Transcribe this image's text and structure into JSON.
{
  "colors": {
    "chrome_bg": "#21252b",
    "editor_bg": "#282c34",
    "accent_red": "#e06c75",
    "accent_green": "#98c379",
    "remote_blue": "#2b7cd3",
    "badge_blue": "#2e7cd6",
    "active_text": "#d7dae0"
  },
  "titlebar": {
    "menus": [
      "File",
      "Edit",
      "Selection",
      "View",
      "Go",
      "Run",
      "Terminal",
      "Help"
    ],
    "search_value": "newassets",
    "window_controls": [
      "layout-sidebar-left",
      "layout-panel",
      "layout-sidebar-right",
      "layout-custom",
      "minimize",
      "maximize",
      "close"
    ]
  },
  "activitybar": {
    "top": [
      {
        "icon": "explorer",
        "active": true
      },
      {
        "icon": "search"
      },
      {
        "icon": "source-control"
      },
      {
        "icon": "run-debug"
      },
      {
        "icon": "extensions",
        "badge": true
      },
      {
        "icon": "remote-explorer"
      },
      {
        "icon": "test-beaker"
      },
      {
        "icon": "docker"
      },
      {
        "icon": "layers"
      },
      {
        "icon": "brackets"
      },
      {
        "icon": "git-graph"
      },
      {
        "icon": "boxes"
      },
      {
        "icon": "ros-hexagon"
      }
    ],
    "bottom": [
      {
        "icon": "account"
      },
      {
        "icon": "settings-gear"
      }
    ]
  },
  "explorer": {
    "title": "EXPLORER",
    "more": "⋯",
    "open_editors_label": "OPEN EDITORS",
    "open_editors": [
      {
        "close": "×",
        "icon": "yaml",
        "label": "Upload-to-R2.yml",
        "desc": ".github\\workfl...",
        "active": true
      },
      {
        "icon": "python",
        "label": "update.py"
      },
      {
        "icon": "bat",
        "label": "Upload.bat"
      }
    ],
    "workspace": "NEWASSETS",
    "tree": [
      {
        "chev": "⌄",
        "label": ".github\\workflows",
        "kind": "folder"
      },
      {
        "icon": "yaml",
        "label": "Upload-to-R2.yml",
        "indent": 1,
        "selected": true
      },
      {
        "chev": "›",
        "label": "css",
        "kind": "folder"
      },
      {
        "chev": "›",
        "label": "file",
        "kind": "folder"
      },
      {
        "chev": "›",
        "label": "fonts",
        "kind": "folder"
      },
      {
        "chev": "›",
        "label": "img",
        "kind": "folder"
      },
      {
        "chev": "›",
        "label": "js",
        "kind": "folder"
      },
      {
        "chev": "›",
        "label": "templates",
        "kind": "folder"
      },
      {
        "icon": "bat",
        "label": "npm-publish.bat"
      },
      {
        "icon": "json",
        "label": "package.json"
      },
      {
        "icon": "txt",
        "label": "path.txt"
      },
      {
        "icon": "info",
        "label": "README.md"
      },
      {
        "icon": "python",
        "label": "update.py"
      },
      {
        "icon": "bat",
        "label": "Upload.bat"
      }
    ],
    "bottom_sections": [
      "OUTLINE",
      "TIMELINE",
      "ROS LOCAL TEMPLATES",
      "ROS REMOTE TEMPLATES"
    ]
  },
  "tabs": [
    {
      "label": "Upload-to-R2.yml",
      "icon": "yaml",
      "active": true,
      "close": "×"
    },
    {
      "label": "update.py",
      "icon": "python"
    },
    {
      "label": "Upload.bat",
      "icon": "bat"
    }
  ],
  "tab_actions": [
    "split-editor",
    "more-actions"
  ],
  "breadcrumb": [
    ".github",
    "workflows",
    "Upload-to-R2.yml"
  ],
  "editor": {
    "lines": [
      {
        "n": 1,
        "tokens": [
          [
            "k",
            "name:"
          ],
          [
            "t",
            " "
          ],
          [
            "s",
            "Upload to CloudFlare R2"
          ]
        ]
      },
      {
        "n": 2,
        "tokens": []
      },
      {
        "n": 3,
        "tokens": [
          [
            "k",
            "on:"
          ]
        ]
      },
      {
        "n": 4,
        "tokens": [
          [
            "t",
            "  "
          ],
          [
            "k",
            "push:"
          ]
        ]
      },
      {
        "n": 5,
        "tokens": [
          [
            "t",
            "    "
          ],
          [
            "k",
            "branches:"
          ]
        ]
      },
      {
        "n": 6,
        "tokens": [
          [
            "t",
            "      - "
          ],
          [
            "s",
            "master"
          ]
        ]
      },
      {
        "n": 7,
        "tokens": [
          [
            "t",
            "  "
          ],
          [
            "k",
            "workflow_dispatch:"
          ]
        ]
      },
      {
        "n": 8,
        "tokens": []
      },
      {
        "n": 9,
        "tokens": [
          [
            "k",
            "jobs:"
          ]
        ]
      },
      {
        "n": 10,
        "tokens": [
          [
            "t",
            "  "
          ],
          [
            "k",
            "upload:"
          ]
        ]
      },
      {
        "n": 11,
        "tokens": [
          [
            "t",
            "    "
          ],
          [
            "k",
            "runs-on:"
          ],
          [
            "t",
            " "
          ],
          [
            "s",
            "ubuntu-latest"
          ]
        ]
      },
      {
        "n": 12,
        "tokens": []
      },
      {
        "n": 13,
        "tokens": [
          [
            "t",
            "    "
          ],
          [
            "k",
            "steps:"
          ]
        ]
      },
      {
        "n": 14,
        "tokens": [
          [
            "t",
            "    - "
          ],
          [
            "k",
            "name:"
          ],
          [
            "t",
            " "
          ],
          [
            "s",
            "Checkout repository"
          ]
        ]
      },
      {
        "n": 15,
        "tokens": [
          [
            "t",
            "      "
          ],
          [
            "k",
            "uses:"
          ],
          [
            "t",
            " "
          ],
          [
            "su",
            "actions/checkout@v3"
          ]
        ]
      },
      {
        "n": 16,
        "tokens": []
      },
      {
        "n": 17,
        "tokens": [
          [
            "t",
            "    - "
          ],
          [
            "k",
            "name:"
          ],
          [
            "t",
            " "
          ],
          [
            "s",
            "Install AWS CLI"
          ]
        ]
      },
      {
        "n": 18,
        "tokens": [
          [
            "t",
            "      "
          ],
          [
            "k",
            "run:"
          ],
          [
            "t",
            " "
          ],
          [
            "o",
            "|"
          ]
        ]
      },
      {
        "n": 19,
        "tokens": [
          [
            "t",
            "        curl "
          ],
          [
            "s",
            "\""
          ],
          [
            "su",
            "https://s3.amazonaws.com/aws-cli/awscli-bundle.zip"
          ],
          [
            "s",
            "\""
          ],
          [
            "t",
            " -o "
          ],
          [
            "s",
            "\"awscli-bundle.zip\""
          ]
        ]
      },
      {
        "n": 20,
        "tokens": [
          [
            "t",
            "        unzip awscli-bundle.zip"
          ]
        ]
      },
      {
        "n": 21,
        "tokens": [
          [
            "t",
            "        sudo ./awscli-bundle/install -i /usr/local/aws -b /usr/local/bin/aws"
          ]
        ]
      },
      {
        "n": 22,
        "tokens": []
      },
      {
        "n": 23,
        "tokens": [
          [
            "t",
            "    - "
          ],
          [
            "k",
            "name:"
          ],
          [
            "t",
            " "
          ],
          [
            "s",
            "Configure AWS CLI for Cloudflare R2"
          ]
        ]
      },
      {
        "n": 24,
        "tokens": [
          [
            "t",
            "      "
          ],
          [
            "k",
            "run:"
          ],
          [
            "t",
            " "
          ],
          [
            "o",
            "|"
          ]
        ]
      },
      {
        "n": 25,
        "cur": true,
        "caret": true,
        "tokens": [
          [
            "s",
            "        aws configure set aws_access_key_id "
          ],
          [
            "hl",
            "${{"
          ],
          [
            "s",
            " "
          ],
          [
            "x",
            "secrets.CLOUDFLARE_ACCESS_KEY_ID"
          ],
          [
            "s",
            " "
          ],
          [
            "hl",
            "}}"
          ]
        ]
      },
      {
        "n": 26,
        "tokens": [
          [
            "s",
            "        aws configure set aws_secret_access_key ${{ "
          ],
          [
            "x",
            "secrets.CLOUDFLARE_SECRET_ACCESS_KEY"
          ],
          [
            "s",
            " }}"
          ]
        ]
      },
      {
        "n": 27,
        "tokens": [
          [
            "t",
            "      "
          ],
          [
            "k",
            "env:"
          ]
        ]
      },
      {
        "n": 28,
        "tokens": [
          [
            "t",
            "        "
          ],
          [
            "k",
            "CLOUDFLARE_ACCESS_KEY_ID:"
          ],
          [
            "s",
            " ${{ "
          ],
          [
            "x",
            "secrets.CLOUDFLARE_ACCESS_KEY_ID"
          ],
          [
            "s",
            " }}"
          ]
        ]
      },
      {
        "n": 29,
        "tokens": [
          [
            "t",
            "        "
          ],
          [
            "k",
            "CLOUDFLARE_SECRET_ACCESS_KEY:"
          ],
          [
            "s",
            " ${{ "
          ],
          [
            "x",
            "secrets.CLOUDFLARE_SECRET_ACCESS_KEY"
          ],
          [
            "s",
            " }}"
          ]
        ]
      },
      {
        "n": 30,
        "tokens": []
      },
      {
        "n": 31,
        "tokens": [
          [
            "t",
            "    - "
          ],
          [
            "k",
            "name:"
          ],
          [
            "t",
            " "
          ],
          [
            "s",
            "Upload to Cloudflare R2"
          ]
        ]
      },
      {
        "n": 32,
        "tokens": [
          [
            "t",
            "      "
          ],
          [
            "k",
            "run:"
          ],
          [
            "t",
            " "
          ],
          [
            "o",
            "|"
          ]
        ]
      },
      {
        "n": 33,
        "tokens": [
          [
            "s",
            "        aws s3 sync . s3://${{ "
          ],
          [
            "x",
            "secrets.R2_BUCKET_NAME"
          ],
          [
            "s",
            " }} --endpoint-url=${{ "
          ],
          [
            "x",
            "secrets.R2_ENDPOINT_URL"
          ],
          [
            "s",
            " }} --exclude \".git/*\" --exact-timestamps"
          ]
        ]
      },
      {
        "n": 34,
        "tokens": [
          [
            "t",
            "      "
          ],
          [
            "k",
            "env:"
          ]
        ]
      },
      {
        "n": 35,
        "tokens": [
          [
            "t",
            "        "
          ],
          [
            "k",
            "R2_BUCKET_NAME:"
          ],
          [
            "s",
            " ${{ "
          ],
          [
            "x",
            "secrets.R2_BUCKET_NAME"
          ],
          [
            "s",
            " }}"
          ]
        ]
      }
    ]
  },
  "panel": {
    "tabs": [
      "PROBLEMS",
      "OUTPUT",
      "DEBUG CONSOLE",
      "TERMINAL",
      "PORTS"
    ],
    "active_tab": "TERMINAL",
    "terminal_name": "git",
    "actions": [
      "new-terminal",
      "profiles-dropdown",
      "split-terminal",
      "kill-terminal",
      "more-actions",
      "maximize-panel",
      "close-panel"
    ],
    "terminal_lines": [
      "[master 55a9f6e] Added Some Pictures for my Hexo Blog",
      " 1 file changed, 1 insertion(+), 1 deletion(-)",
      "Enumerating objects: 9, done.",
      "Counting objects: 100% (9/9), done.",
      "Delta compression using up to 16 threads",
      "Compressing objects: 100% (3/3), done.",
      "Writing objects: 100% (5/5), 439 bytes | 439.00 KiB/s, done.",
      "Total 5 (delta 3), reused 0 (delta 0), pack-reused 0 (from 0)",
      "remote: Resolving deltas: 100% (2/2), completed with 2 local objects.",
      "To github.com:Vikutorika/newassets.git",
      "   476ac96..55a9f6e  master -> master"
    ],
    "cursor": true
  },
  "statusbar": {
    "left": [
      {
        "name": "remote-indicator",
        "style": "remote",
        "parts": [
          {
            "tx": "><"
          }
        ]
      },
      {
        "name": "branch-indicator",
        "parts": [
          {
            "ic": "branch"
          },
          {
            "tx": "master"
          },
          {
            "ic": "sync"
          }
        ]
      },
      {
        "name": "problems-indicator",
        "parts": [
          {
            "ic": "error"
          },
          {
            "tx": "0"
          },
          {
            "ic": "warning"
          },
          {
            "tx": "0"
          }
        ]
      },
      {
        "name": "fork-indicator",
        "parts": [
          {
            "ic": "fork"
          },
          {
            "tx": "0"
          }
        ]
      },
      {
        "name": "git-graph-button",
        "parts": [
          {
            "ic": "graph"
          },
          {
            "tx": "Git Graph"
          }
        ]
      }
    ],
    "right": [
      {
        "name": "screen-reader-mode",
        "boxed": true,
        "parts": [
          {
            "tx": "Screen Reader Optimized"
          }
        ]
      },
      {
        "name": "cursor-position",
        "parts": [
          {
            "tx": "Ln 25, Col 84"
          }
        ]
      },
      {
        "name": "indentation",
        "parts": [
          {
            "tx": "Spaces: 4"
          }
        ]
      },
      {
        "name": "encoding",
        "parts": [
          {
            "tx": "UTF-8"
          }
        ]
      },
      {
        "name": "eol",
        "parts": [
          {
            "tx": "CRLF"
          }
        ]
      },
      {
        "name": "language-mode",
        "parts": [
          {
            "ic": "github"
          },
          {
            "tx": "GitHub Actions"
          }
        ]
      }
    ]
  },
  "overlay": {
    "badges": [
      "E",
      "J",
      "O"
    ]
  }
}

- **Exercise goal**:
In the records above, find each line holding "panel" and copy it.

- **The result**:
      "layout-panel",
  "panel": {
      "maximize-panel",
      "close-panel"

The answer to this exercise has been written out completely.